→ Listing

▼

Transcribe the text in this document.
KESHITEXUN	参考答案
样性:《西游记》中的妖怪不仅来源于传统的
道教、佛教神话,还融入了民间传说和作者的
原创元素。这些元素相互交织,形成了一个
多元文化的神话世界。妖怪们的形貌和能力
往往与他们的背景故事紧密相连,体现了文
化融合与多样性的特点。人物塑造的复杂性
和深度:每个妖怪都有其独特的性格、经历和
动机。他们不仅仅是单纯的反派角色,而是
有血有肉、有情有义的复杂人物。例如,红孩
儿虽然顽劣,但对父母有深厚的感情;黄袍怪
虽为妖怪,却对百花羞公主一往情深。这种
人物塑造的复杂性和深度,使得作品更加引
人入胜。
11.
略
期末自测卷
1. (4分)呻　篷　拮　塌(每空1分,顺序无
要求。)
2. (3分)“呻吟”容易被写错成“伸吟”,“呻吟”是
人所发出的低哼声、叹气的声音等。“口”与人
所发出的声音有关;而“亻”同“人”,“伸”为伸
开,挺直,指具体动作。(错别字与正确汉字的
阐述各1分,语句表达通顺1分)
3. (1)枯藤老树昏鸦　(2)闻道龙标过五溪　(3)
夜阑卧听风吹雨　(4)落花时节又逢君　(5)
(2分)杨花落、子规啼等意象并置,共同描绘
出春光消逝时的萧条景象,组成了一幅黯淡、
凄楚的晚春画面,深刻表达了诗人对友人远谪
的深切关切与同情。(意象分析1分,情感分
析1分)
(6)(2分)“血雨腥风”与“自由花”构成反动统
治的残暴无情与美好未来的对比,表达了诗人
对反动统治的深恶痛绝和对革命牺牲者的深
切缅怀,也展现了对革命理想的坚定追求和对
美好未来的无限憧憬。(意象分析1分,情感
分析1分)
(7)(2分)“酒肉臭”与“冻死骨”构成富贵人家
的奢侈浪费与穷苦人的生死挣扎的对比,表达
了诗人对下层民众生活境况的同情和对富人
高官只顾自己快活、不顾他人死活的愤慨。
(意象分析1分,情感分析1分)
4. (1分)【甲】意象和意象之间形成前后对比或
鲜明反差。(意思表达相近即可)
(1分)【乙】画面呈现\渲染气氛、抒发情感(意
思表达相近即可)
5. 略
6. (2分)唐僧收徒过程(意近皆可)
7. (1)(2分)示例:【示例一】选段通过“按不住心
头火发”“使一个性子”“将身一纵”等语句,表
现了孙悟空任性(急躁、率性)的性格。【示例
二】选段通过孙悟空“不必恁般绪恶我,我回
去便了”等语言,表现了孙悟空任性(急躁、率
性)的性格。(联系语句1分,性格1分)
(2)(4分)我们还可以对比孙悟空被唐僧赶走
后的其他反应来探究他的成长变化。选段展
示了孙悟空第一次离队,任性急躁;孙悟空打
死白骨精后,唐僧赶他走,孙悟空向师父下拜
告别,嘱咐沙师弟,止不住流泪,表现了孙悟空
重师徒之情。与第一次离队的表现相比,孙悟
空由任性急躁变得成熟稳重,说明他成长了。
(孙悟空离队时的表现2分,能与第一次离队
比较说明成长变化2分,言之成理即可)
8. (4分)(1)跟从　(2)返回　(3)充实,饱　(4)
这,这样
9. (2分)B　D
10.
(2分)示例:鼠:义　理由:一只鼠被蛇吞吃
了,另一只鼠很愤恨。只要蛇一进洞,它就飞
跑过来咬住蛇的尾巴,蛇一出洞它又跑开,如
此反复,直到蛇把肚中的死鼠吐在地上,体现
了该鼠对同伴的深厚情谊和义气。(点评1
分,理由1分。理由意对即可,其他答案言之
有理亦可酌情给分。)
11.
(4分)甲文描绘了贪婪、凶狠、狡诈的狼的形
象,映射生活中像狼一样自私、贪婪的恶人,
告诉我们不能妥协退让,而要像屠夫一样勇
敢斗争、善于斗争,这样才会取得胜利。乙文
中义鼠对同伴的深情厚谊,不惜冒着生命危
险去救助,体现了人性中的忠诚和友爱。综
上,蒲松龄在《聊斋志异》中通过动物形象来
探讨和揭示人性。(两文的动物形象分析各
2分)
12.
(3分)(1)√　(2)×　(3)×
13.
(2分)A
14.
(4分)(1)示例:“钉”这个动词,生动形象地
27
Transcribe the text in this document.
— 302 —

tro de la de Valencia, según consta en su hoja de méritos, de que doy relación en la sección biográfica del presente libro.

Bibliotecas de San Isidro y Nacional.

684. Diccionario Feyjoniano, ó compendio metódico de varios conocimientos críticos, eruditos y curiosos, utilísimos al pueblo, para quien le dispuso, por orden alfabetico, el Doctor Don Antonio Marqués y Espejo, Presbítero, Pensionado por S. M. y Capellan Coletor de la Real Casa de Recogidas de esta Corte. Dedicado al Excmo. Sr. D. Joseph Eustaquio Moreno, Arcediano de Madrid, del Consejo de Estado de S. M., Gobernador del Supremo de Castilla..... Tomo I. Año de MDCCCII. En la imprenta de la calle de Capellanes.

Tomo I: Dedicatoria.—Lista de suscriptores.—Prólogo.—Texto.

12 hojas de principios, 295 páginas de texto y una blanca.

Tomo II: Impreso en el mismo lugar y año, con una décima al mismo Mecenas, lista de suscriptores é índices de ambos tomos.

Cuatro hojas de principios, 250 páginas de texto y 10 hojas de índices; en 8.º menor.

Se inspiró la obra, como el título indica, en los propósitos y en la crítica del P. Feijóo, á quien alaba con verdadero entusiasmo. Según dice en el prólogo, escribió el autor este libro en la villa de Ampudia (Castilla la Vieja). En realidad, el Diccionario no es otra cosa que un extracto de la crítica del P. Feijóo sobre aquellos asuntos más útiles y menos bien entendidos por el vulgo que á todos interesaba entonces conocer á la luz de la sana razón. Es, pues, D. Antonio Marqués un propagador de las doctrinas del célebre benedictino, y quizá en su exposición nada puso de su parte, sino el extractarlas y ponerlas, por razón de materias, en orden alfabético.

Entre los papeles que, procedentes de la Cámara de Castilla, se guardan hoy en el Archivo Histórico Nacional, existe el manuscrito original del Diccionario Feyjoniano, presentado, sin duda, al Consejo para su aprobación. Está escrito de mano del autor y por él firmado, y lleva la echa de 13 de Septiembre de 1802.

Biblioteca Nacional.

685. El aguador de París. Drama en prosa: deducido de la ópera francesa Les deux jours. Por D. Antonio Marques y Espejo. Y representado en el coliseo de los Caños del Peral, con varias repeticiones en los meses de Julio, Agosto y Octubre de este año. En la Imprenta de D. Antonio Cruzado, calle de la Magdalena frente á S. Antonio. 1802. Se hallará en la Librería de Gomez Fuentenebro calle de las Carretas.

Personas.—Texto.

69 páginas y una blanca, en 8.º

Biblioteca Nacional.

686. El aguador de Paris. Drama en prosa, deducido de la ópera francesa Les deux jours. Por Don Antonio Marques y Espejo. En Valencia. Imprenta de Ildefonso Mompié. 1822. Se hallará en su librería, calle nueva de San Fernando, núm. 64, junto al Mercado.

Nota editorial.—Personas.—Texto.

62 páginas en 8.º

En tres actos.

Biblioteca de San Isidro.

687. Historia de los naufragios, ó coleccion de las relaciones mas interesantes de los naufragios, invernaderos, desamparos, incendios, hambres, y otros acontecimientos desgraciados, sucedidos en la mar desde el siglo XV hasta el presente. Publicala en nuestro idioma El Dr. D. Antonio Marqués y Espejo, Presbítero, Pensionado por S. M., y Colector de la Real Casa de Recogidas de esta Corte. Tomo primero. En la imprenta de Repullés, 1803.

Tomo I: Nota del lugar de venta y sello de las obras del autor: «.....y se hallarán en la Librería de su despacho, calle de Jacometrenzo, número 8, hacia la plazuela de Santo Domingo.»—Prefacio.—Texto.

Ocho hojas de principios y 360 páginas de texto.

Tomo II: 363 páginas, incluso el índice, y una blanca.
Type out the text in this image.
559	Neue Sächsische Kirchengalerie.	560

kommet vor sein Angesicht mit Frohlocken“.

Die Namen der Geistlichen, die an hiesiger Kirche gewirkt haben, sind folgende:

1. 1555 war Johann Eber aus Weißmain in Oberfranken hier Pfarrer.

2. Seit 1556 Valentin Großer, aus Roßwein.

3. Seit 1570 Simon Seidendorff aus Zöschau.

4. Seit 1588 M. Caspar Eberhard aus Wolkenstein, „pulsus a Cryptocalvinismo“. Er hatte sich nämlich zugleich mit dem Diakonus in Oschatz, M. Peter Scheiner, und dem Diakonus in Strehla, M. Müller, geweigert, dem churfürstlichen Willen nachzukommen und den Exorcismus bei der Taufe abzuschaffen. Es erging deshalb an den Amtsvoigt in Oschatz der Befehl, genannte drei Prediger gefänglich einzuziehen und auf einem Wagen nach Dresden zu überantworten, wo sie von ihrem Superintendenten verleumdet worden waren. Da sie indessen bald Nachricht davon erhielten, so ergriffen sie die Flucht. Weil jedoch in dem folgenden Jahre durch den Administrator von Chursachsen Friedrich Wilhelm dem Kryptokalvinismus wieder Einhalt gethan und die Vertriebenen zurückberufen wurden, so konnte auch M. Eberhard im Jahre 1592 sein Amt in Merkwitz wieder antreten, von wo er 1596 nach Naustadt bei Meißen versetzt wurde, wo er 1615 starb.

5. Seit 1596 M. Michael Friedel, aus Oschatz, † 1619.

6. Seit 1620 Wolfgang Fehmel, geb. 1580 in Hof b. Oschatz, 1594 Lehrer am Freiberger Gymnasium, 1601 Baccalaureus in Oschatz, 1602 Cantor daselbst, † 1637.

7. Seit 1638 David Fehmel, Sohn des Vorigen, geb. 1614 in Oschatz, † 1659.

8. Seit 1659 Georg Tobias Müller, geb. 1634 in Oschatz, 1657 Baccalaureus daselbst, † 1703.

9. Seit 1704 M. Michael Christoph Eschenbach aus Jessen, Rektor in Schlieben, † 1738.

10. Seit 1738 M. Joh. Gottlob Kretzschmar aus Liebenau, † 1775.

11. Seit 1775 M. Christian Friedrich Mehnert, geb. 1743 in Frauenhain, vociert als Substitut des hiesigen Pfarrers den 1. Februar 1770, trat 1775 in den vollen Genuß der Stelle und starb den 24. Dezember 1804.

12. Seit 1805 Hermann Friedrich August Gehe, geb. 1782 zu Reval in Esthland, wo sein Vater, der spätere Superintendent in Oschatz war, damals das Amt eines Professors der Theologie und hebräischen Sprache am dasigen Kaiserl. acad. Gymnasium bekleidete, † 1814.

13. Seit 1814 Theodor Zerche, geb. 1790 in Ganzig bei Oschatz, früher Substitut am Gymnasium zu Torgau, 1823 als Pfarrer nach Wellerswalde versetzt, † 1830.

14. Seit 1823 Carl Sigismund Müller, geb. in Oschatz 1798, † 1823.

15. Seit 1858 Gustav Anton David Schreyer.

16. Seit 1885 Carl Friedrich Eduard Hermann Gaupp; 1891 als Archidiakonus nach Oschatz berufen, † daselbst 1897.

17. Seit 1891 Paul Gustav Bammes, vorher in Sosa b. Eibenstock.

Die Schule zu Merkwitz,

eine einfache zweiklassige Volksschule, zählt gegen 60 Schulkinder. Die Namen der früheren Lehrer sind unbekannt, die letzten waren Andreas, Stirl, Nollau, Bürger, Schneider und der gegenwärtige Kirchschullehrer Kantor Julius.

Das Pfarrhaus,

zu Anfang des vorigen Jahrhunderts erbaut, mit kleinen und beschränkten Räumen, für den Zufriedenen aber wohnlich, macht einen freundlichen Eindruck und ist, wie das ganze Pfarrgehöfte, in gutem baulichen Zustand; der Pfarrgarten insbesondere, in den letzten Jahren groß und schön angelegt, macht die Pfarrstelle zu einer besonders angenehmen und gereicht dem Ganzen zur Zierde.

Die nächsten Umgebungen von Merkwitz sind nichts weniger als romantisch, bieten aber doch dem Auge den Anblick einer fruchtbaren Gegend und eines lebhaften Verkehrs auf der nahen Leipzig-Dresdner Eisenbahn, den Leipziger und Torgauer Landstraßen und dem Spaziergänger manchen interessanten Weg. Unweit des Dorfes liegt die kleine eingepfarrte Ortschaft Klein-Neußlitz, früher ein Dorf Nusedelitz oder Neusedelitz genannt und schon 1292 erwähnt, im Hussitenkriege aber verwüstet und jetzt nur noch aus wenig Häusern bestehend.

▲

→ Exercise aim
Identify each line in the records above that contains the word "libro", and copy it out in full.

→ Result below
tro de la de Valencia, según consta en su hoja de méritos, de que doy relación en la sección biográfica del presente libro.
Se inspiró la obra, como el título indica, en los propósitos y en la crítica del P. Feijóo, á quien alaba con verdadero entusiasmo. Según dice en el prólogo, escribió el autor este libro en la villa de Ampudia (Castilla la Vieja). En realidad, el Diccionario no es otra cosa que un extracto de la crítica del P. Feijóo sobre aquellos asuntos más útiles y menos bien entendidos por el vulgo que á todos interesaba entonces conocer á la luz de la sana razón. Es, pues, D. Antonio Marqués un propagador de las doctrinas del célebre benedictino, y quizá en su exposición nada puso de su parte, sino el extractarlas y ponerlas, por razón de materias, en orden alfabético.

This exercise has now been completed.